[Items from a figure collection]

## begin

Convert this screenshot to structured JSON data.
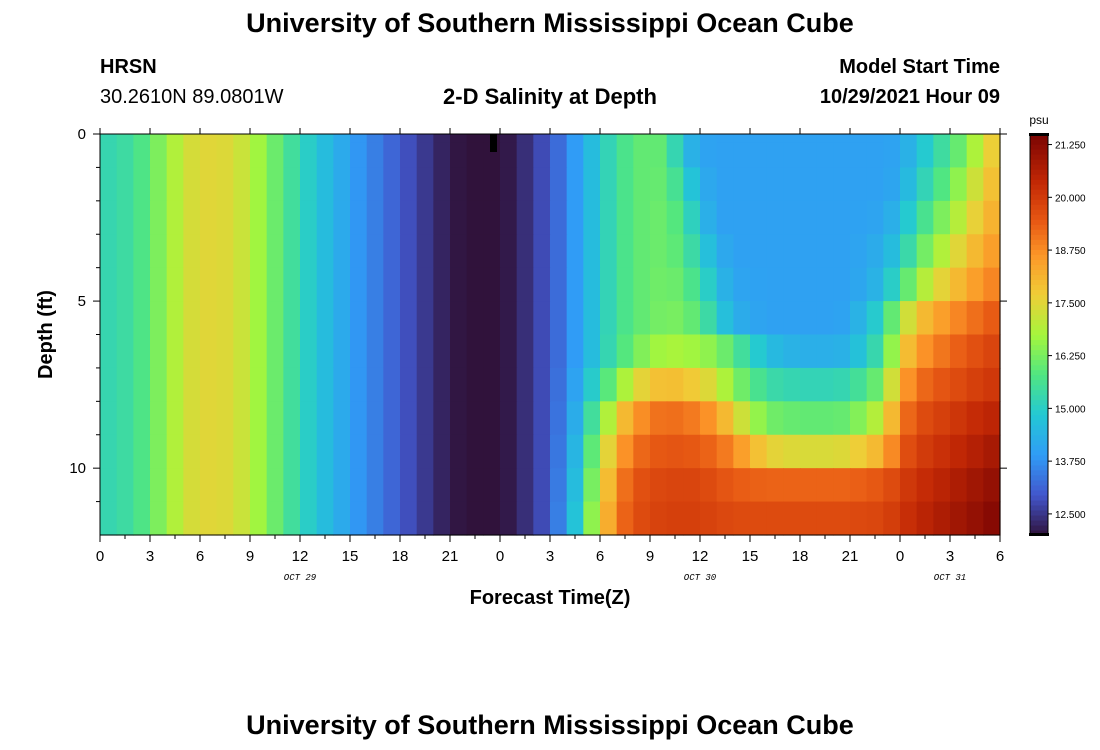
{
  "header": {
    "title_top": "University of Southern Mississippi Ocean Cube",
    "title_bottom": "University of Southern Mississippi Ocean Cube",
    "station_code": "HRSN",
    "station_coords": "30.2610N  89.0801W",
    "model_start_label": "Model Start Time",
    "model_start_value": "10/29/2021 Hour 09"
  },
  "chart_data": {
    "type": "heatmap",
    "title": "2-D Salinity at Depth",
    "xlabel": "Forecast Time(Z)",
    "ylabel": "Depth (ft)",
    "x_hours": [
      0,
      54
    ],
    "ylim": [
      0,
      12
    ],
    "x_tick_labels": [
      "0",
      "3",
      "6",
      "9",
      "12",
      "15",
      "18",
      "21",
      "0",
      "3",
      "6",
      "9",
      "12",
      "15",
      "18",
      "21",
      "0",
      "3",
      "6"
    ],
    "y_tick_labels": [
      "0",
      "5",
      "10"
    ],
    "y_tick_values": [
      0,
      5,
      10
    ],
    "date_labels": [
      {
        "text": "OCT 29",
        "hour": 12
      },
      {
        "text": "OCT 30",
        "hour": 36
      },
      {
        "text": "OCT 31",
        "hour": 51
      }
    ],
    "colorbar": {
      "unit": "psu",
      "min": 12.0,
      "max": 21.5,
      "tick_labels": [
        "21.250",
        "20.000",
        "18.750",
        "17.500",
        "16.250",
        "15.000",
        "13.750",
        "12.500"
      ],
      "tick_values": [
        21.25,
        20.0,
        18.75,
        17.5,
        16.25,
        15.0,
        13.75,
        12.5
      ]
    },
    "depth_levels_ft": [
      0,
      0.5,
      1.5,
      2.5,
      3.5,
      4.5,
      5.5,
      6.5,
      7.5,
      8.5,
      9.5,
      10.5,
      11.5
    ],
    "time_knots_hours": [
      0,
      2,
      3,
      5,
      6,
      7,
      8,
      9,
      10,
      11,
      12,
      15,
      18,
      20,
      21,
      22,
      24,
      25,
      26,
      27,
      28,
      29,
      30,
      31,
      32,
      33,
      34,
      35,
      36,
      37,
      38,
      40,
      42,
      44,
      45,
      47,
      48,
      49,
      50,
      51,
      52,
      53,
      54
    ],
    "salinity_psu_by_depth": [
      [
        15.2,
        15.5,
        16.0,
        17.2,
        17.5,
        17.5,
        17.4,
        17.0,
        16.4,
        15.8,
        15.2,
        14.0,
        13.0,
        12.4,
        12.1,
        12.0,
        12.0,
        12.2,
        12.6,
        13.0,
        13.5,
        14.3,
        14.9,
        15.5,
        15.9,
        16.1,
        15.9,
        14.6,
        14.1,
        14.0,
        14.0,
        14.0,
        14.0,
        14.0,
        14.0,
        14.0,
        14.1,
        14.6,
        15.2,
        15.7,
        16.4,
        17.3,
        18.0
      ],
      [
        15.2,
        15.5,
        16.0,
        17.2,
        17.5,
        17.5,
        17.4,
        17.0,
        16.4,
        15.8,
        15.2,
        14.0,
        13.0,
        12.4,
        12.1,
        12.0,
        12.0,
        12.2,
        12.6,
        13.0,
        13.5,
        14.3,
        14.9,
        15.5,
        15.9,
        16.1,
        15.9,
        14.6,
        14.1,
        14.0,
        14.0,
        14.0,
        14.0,
        14.0,
        14.0,
        14.0,
        14.1,
        14.6,
        15.2,
        15.7,
        16.4,
        17.3,
        18.0
      ],
      [
        15.2,
        15.5,
        16.0,
        17.2,
        17.5,
        17.5,
        17.4,
        17.0,
        16.4,
        15.8,
        15.2,
        14.0,
        13.0,
        12.4,
        12.1,
        12.0,
        12.0,
        12.2,
        12.6,
        13.0,
        13.5,
        14.3,
        14.9,
        15.5,
        15.9,
        16.1,
        16.0,
        15.2,
        14.3,
        14.0,
        14.0,
        14.0,
        14.0,
        14.0,
        14.0,
        14.0,
        14.2,
        14.9,
        15.5,
        16.1,
        16.9,
        17.6,
        18.2
      ],
      [
        15.2,
        15.5,
        16.0,
        17.2,
        17.5,
        17.5,
        17.4,
        17.0,
        16.4,
        15.8,
        15.2,
        14.0,
        13.0,
        12.4,
        12.1,
        12.0,
        12.0,
        12.2,
        12.6,
        13.0,
        13.5,
        14.3,
        14.9,
        15.5,
        15.9,
        16.1,
        16.1,
        15.6,
        14.6,
        14.0,
        14.0,
        14.0,
        14.0,
        14.0,
        14.0,
        14.1,
        14.5,
        15.3,
        16.0,
        16.6,
        17.3,
        17.9,
        18.4
      ],
      [
        15.2,
        15.5,
        16.0,
        17.2,
        17.5,
        17.5,
        17.4,
        17.0,
        16.4,
        15.8,
        15.2,
        14.0,
        13.0,
        12.4,
        12.1,
        12.0,
        12.0,
        12.2,
        12.6,
        13.0,
        13.5,
        14.3,
        14.9,
        15.5,
        15.9,
        16.1,
        16.1,
        15.8,
        15.0,
        14.3,
        14.0,
        14.0,
        14.0,
        14.0,
        14.0,
        14.3,
        14.9,
        15.8,
        16.6,
        17.2,
        17.8,
        18.3,
        18.7
      ],
      [
        15.2,
        15.5,
        16.0,
        17.2,
        17.5,
        17.5,
        17.4,
        17.0,
        16.4,
        15.8,
        15.2,
        14.0,
        13.0,
        12.4,
        12.1,
        12.0,
        12.0,
        12.2,
        12.6,
        13.0,
        13.5,
        14.3,
        14.9,
        15.5,
        15.9,
        16.1,
        16.2,
        16.0,
        15.4,
        14.6,
        14.1,
        14.0,
        14.0,
        14.0,
        14.0,
        14.5,
        15.5,
        16.6,
        17.3,
        17.8,
        18.3,
        18.7,
        19.0
      ],
      [
        15.2,
        15.5,
        16.0,
        17.2,
        17.5,
        17.5,
        17.4,
        17.0,
        16.4,
        15.8,
        15.2,
        14.0,
        13.0,
        12.4,
        12.1,
        12.0,
        12.0,
        12.2,
        12.6,
        13.0,
        13.5,
        14.3,
        14.9,
        15.5,
        15.9,
        16.1,
        16.3,
        16.2,
        15.8,
        15.0,
        14.3,
        14.0,
        14.0,
        14.0,
        14.1,
        15.2,
        16.8,
        17.8,
        18.3,
        18.7,
        19.0,
        19.3,
        19.5
      ],
      [
        15.2,
        15.5,
        16.0,
        17.2,
        17.5,
        17.5,
        17.4,
        17.0,
        16.4,
        15.8,
        15.2,
        14.0,
        13.0,
        12.4,
        12.1,
        12.0,
        12.0,
        12.2,
        12.6,
        13.0,
        13.5,
        14.3,
        14.9,
        15.6,
        16.1,
        16.6,
        16.8,
        16.8,
        16.6,
        16.4,
        15.8,
        14.6,
        14.3,
        14.3,
        14.4,
        15.6,
        17.5,
        18.5,
        18.9,
        19.2,
        19.5,
        19.7,
        19.9
      ],
      [
        15.2,
        15.5,
        16.0,
        17.2,
        17.5,
        17.5,
        17.4,
        17.0,
        16.4,
        15.8,
        15.2,
        14.0,
        13.0,
        12.4,
        12.1,
        12.0,
        12.0,
        12.2,
        12.6,
        13.0,
        13.6,
        14.5,
        15.4,
        16.4,
        17.3,
        17.8,
        18.0,
        17.9,
        17.6,
        17.3,
        16.4,
        15.4,
        15.2,
        15.2,
        15.3,
        16.3,
        18.3,
        19.1,
        19.4,
        19.6,
        19.8,
        20.0,
        20.1
      ],
      [
        15.2,
        15.5,
        16.0,
        17.2,
        17.5,
        17.5,
        17.4,
        17.0,
        16.4,
        15.8,
        15.2,
        14.0,
        13.0,
        12.4,
        12.1,
        12.0,
        12.0,
        12.2,
        12.6,
        13.0,
        13.7,
        14.8,
        16.2,
        17.6,
        18.5,
        19.0,
        19.2,
        19.1,
        18.9,
        18.5,
        17.6,
        16.2,
        16.0,
        16.0,
        16.1,
        17.2,
        18.9,
        19.6,
        19.8,
        20.0,
        20.2,
        20.4,
        20.5
      ],
      [
        15.2,
        15.5,
        16.0,
        17.2,
        17.5,
        17.5,
        17.4,
        17.0,
        16.4,
        15.8,
        15.2,
        14.0,
        13.0,
        12.4,
        12.1,
        12.0,
        12.0,
        12.2,
        12.6,
        13.0,
        13.8,
        15.1,
        16.8,
        18.3,
        19.1,
        19.4,
        19.5,
        19.5,
        19.4,
        19.2,
        18.8,
        17.6,
        17.4,
        17.4,
        17.5,
        18.2,
        19.4,
        19.9,
        20.1,
        20.3,
        20.5,
        20.7,
        20.9
      ],
      [
        15.2,
        15.5,
        16.0,
        17.2,
        17.5,
        17.5,
        17.4,
        17.0,
        16.4,
        15.8,
        15.2,
        14.0,
        13.0,
        12.4,
        12.1,
        12.0,
        12.0,
        12.2,
        12.6,
        13.0,
        13.9,
        15.3,
        17.2,
        18.8,
        19.5,
        19.7,
        19.8,
        19.8,
        19.8,
        19.6,
        19.4,
        19.3,
        19.3,
        19.3,
        19.3,
        19.5,
        19.9,
        20.2,
        20.4,
        20.6,
        20.8,
        21.0,
        21.2
      ],
      [
        15.2,
        15.5,
        16.0,
        17.2,
        17.5,
        17.5,
        17.4,
        17.0,
        16.4,
        15.8,
        15.2,
        14.0,
        13.0,
        12.4,
        12.1,
        12.0,
        12.0,
        12.2,
        12.6,
        13.0,
        14.0,
        15.5,
        17.5,
        19.0,
        19.6,
        19.8,
        19.9,
        19.9,
        19.9,
        19.8,
        19.7,
        19.7,
        19.7,
        19.7,
        19.7,
        19.8,
        20.1,
        20.4,
        20.6,
        20.8,
        21.0,
        21.2,
        21.4
      ]
    ]
  }
}
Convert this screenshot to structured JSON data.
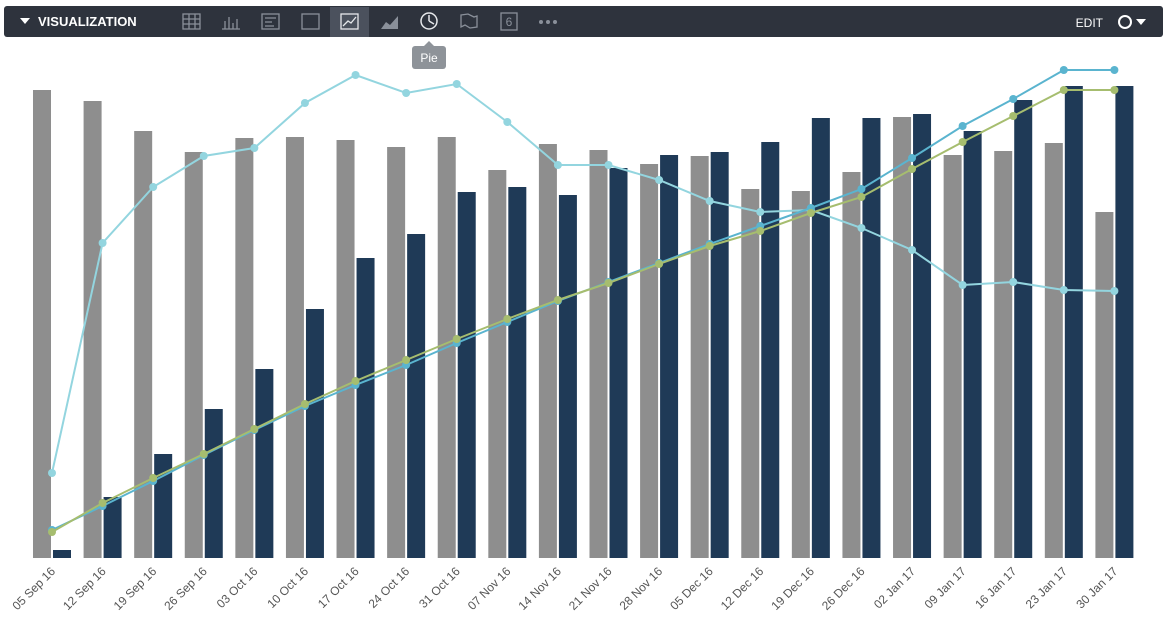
{
  "toolbar": {
    "title": "VISUALIZATION",
    "edit": "EDIT",
    "single_value_icon": "6",
    "tooltip": "Pie"
  },
  "chart_data": {
    "type": "bar-line",
    "categories": [
      "05 Sep 16",
      "12 Sep 16",
      "19 Sep 16",
      "26 Sep 16",
      "03 Oct 16",
      "10 Oct 16",
      "17 Oct 16",
      "24 Oct 16",
      "31 Oct 16",
      "07 Nov 16",
      "14 Nov 16",
      "21 Nov 16",
      "28 Nov 16",
      "05 Dec 16",
      "12 Dec 16",
      "19 Dec 16",
      "26 Dec 16",
      "02 Jan 17",
      "09 Jan 17",
      "16 Jan 17",
      "23 Jan 17",
      "30 Jan 17"
    ],
    "ylim": [
      0,
      500
    ],
    "series": [
      {
        "type": "bar",
        "color": "#8e8e8e",
        "values": [
          468,
          457,
          427,
          406,
          420,
          421,
          418,
          411,
          421,
          388,
          414,
          408,
          394,
          402,
          369,
          367,
          386,
          441,
          403,
          407,
          415,
          346
        ]
      },
      {
        "type": "bar",
        "color": "#1f3a57",
        "values": [
          8,
          61,
          104,
          149,
          189,
          249,
          300,
          324,
          366,
          371,
          363,
          390,
          403,
          406,
          416,
          440,
          440,
          444,
          427,
          458,
          472,
          472
        ]
      },
      {
        "type": "line",
        "color": "#93d5df",
        "values": [
          85,
          315,
          371,
          402,
          410,
          455,
          483,
          465,
          474,
          436,
          393,
          393,
          378,
          357,
          346,
          348,
          330,
          308,
          273,
          276,
          268,
          267
        ]
      },
      {
        "type": "line",
        "color": "#5ab4cf",
        "values": [
          28,
          52,
          77,
          103,
          128,
          152,
          173,
          193,
          215,
          236,
          257,
          276,
          295,
          314,
          332,
          350,
          369,
          400,
          432,
          459,
          488,
          488
        ]
      },
      {
        "type": "line",
        "color": "#a6bd6f",
        "values": [
          26,
          55,
          80,
          104,
          129,
          154,
          177,
          198,
          219,
          239,
          258,
          275,
          294,
          312,
          327,
          345,
          361,
          389,
          416,
          442,
          468,
          468
        ]
      }
    ]
  }
}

## end

### Directions
Look through the records and gather every line containing "Ocean".

### Solution to the problem
    "title_top": "University of Southern Mississippi Ocean Cube",
    "title_bottom": "University of Southern Mississippi Ocean Cube",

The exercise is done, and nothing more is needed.